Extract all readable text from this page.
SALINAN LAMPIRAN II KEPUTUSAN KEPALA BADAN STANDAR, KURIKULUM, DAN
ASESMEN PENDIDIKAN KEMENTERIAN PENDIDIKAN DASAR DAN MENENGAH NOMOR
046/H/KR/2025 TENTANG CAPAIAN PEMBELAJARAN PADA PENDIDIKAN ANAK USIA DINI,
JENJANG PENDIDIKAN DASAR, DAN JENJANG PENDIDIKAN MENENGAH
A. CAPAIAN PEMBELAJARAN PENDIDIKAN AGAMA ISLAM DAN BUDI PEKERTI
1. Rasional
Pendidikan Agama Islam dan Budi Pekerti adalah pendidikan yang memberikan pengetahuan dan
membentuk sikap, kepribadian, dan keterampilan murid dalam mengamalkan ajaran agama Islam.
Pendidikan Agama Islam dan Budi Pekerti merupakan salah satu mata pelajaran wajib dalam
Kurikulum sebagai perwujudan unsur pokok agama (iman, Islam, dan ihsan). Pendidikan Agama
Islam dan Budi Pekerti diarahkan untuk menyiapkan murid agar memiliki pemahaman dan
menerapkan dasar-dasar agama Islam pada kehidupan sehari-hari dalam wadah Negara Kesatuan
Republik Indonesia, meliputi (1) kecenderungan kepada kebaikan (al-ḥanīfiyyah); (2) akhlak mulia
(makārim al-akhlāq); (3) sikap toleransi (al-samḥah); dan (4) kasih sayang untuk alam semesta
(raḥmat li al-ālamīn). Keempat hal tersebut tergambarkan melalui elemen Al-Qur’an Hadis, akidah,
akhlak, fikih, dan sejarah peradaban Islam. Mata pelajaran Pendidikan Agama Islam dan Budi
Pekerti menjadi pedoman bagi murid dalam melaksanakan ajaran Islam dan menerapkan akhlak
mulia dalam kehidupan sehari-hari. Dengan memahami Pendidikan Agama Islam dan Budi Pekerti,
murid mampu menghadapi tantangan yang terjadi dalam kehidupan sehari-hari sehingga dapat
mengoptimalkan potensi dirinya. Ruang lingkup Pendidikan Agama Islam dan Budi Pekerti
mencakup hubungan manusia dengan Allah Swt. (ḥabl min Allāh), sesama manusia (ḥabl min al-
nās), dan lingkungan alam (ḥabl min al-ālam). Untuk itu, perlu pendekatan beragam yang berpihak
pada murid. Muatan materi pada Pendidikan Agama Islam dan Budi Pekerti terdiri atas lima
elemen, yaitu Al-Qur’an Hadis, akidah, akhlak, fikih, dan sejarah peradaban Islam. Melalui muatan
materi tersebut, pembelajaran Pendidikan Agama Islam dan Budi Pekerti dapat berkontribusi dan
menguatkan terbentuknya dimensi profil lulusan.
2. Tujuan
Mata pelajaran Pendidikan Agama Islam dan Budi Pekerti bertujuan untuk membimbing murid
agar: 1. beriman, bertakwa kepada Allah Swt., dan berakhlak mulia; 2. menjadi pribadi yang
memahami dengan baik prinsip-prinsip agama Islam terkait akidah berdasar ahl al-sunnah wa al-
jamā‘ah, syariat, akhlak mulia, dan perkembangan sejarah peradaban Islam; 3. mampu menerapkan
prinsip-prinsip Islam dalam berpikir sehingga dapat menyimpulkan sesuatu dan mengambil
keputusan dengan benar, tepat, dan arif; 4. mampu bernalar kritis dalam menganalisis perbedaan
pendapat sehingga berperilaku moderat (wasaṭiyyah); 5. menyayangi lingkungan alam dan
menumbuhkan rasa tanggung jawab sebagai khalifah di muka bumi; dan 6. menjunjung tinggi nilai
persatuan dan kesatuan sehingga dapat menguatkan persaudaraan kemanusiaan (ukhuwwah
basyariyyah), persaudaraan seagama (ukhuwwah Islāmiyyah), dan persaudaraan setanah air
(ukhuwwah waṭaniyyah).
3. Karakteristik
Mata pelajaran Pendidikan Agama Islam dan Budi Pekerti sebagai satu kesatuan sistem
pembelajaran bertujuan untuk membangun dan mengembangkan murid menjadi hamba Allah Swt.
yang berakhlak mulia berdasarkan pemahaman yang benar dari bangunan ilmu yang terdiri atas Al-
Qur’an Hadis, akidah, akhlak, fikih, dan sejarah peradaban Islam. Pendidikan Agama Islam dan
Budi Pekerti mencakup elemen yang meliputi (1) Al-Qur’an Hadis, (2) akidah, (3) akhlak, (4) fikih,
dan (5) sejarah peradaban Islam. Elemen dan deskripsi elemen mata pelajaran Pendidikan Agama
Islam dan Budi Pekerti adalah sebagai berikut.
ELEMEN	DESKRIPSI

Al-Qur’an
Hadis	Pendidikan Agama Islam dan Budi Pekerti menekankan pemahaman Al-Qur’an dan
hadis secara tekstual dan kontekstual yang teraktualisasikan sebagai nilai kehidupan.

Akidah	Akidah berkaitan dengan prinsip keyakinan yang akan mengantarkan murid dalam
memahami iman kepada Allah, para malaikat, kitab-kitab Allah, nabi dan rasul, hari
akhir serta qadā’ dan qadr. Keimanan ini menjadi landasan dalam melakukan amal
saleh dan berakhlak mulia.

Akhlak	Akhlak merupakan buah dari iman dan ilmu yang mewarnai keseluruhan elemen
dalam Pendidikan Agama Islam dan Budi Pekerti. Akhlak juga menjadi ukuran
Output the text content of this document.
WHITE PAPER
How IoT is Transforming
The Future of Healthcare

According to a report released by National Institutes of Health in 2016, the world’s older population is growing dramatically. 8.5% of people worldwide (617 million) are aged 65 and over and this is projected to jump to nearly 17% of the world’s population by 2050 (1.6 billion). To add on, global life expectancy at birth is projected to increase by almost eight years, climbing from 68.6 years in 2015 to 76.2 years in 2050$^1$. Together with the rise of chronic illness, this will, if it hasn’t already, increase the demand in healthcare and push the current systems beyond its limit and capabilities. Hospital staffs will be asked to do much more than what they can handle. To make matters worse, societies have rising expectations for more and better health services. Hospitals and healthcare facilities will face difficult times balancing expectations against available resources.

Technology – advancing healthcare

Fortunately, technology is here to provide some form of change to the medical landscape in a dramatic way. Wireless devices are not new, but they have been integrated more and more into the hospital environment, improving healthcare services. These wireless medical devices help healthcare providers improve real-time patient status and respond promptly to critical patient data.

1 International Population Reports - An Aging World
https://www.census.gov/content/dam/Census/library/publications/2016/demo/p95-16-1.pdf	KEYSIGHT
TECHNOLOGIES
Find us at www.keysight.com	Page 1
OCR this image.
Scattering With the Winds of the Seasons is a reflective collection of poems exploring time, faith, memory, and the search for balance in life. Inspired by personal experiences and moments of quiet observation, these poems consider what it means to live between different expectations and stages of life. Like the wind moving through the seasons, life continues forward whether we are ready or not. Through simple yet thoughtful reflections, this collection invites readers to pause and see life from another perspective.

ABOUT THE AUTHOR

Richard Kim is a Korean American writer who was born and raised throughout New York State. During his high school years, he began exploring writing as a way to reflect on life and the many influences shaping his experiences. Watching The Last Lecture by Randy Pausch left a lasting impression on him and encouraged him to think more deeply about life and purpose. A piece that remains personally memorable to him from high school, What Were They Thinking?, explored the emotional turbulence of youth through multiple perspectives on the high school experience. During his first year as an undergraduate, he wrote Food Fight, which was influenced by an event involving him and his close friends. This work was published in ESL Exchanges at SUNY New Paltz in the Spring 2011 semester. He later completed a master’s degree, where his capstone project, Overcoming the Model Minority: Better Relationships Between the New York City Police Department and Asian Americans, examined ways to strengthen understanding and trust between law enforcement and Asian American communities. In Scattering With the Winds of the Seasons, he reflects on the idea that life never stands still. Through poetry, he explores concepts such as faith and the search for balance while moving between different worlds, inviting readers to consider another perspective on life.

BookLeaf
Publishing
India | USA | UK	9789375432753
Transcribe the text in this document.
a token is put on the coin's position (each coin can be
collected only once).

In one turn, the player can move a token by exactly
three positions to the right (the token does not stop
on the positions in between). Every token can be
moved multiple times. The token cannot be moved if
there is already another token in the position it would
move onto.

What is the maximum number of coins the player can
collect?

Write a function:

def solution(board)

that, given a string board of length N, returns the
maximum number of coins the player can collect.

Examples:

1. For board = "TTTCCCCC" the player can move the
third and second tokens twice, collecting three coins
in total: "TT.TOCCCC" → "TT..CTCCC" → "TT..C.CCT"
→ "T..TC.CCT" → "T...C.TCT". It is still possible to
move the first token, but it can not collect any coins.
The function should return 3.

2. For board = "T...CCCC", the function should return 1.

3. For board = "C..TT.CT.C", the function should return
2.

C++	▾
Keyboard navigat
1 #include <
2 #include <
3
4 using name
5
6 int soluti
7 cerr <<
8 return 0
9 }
···
Return every line above in which the string "maximum" occurs.

ANSWER IN FULL »
What is the maximum number of coins the player can
maximum number of coins the player can collect.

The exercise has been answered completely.